GIVEN PASSAGE:
=-=-=
Just remove the Right to Vote from everybody who works for Government – this will become Just A Bad Dream after the first couple of elections

It was predicted……

Reply to  Peta of Newark
May 21, 2023 5:08 am

“IOW: Government is now Far Too Big – compounded by its being composed of self-serving liars.

Feeding an army of Cronies.”

I think that sums it up pretty good.

Reply to  Tom Abbott
May 21, 2023 7:37 am

liars, cronies, nepotism, affirmative action with special emphasis on hiring LGBT is the rule for my state of Woke-achusetts- it once had a proper civil service system- no longer- most of the state agencies are now led by women, most hiring, whenever possible, is women- hey, I like women- they should be able to apply for any job- but I believe in meritocracy

May 21, 2023 5:25 am

It isn’t just King Charles.

May 21, 2023 7:21 am

It’s not a bad idea to improve efficiency but they should have a decade to do it.
=-=-=
RECORDS SUPPLIED:
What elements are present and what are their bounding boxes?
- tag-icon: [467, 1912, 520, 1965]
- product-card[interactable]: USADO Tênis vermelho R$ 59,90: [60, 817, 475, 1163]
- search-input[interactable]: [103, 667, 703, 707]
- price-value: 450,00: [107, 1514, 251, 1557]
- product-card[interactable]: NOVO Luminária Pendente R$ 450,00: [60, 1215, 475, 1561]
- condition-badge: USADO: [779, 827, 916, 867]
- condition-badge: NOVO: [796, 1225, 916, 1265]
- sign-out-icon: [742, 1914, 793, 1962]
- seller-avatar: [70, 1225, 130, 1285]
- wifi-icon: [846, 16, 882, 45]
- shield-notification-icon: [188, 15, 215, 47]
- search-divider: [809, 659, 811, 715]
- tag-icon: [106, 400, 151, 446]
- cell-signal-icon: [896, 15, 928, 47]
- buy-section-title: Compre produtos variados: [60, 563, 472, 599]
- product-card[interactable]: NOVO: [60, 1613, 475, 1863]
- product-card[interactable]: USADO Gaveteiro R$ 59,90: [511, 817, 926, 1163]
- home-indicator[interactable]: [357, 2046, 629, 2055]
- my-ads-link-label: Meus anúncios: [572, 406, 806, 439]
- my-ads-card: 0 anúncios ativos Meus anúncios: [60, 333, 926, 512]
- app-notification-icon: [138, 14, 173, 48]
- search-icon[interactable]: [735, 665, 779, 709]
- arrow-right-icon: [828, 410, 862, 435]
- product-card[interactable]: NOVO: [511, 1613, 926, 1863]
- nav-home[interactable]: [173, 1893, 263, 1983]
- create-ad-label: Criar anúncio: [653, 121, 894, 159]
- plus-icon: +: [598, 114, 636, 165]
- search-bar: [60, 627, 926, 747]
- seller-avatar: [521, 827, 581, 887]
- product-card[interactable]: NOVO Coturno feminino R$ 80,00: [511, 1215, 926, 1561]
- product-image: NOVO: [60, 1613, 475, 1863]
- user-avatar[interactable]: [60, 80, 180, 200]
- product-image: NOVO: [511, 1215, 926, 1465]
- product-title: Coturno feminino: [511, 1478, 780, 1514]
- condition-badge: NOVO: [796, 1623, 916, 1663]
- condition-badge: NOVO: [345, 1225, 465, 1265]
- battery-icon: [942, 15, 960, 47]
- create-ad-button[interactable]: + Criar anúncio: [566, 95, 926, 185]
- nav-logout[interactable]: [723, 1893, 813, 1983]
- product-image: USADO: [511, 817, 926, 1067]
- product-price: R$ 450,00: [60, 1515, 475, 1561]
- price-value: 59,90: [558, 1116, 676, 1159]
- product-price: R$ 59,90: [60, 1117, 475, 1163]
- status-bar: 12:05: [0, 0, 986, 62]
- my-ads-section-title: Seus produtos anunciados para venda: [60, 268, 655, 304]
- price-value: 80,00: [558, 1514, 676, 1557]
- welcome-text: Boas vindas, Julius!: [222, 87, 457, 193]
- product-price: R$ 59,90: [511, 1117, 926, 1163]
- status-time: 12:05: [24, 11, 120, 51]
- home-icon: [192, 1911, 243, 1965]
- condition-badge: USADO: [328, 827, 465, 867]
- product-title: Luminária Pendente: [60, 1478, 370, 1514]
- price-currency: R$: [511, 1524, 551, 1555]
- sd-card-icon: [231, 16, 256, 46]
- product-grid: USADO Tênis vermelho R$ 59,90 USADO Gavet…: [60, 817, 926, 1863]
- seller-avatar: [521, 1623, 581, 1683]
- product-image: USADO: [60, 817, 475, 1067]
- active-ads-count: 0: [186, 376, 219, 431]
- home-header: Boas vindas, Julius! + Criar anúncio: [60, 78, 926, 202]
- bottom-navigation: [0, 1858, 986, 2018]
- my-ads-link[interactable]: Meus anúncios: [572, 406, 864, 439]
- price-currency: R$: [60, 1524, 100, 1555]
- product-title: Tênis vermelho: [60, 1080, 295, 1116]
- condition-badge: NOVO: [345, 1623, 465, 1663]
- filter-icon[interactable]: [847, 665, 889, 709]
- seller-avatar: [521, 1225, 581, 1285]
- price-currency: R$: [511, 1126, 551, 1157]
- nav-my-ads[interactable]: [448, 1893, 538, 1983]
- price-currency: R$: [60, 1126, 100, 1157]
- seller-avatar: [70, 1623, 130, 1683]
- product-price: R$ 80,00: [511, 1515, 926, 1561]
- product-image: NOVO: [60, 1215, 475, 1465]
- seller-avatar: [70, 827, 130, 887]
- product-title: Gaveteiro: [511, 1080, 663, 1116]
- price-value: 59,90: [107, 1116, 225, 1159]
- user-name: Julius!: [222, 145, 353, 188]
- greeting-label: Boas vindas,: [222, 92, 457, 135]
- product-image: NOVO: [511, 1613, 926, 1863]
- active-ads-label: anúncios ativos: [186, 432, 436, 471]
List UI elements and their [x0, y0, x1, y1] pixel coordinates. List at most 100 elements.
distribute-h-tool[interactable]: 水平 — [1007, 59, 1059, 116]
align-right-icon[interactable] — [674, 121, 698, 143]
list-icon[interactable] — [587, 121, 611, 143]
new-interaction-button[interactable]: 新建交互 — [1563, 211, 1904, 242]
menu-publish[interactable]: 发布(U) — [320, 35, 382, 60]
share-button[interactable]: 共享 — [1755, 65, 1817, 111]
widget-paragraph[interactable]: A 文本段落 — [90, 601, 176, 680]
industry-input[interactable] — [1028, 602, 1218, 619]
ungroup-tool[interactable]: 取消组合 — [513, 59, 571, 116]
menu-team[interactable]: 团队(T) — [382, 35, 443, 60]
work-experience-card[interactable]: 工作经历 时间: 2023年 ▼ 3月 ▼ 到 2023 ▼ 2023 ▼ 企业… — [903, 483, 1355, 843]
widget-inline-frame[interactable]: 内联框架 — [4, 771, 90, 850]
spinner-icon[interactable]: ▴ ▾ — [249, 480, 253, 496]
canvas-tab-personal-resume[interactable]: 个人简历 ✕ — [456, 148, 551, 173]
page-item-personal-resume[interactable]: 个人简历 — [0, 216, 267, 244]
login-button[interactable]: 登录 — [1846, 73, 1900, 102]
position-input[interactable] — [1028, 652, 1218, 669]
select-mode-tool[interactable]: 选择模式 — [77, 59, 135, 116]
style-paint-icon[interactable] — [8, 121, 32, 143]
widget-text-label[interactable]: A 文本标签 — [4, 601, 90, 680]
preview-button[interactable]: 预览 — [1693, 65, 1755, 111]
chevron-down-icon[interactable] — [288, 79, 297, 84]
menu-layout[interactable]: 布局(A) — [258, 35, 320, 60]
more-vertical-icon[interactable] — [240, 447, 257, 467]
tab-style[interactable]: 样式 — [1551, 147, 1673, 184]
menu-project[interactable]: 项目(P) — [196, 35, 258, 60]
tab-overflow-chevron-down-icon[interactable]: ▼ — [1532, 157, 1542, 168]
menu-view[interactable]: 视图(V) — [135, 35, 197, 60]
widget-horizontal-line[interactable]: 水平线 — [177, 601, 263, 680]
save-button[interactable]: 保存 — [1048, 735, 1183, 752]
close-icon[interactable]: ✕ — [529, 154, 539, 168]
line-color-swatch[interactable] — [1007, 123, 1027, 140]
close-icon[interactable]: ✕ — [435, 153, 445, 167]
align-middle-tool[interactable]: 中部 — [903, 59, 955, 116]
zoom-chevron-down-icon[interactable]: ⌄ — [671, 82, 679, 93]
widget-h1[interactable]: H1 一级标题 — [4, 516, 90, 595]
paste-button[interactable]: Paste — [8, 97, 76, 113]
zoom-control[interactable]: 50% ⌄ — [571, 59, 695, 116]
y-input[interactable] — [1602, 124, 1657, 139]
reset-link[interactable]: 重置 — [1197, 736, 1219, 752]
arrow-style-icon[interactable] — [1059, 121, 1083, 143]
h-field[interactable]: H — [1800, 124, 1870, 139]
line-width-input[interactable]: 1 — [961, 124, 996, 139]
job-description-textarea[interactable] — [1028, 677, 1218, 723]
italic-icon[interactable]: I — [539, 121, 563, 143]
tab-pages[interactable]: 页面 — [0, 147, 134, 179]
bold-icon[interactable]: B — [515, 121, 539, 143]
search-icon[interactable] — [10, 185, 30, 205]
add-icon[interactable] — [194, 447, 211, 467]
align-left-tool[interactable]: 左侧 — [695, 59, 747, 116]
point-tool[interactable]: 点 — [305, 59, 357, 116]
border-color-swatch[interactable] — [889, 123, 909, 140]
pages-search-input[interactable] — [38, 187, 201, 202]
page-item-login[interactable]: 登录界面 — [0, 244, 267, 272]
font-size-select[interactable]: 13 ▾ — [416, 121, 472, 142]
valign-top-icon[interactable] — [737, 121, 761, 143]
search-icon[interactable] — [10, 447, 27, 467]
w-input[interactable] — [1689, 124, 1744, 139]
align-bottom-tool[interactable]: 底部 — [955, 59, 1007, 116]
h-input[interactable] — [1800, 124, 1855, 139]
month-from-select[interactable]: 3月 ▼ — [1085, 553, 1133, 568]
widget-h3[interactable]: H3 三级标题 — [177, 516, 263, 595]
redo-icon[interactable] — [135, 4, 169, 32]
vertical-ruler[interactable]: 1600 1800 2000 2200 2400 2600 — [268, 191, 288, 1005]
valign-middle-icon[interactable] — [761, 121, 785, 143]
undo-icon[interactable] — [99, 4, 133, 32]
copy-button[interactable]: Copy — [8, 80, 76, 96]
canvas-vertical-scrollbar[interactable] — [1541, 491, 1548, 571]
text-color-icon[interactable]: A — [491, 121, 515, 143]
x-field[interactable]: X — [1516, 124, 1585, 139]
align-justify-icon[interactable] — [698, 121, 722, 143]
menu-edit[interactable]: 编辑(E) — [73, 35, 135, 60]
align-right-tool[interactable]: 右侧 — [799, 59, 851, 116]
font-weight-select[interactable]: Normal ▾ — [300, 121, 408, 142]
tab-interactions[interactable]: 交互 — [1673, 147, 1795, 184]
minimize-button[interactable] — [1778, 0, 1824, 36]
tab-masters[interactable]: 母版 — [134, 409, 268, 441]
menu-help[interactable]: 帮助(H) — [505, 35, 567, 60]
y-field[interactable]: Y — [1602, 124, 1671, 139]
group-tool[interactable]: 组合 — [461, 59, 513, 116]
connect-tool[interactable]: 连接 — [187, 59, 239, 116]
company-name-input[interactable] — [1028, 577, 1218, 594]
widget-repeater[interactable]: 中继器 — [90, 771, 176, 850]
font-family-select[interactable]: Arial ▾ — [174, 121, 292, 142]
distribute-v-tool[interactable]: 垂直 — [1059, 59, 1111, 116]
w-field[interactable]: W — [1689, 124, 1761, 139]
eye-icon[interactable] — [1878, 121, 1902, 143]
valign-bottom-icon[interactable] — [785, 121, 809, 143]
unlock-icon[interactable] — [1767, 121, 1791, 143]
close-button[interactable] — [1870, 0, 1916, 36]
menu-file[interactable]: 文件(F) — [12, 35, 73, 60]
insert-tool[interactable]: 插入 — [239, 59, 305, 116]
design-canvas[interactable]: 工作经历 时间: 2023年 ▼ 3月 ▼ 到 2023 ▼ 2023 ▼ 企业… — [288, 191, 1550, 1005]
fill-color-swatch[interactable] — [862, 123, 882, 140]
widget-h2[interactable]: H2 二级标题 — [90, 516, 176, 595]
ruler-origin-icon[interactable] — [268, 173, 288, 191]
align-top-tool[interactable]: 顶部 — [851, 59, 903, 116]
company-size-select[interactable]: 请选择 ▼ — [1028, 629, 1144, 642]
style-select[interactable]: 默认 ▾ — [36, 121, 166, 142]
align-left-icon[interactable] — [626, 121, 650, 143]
=-=-=
TASK DIRECTIONS:
Decide whether each statement agrees with the comment thread, answering yes or no and quoting the deciding words.
1. The comment posted at 7:37 am says most state agencies are now led by women.
2. The comment posted at 7:21 am says efficiency improvements should be made within a year.
3. The comment posted at 7:37 am says the state still has a proper civil service system.
The records are not needed here.

PROBLEM SOLUTION:
1. Yes: "most of the state agencies are now led by women"
2. No: "they should have a decade to do it"
3. No: "it once had a proper civil service system- no longer"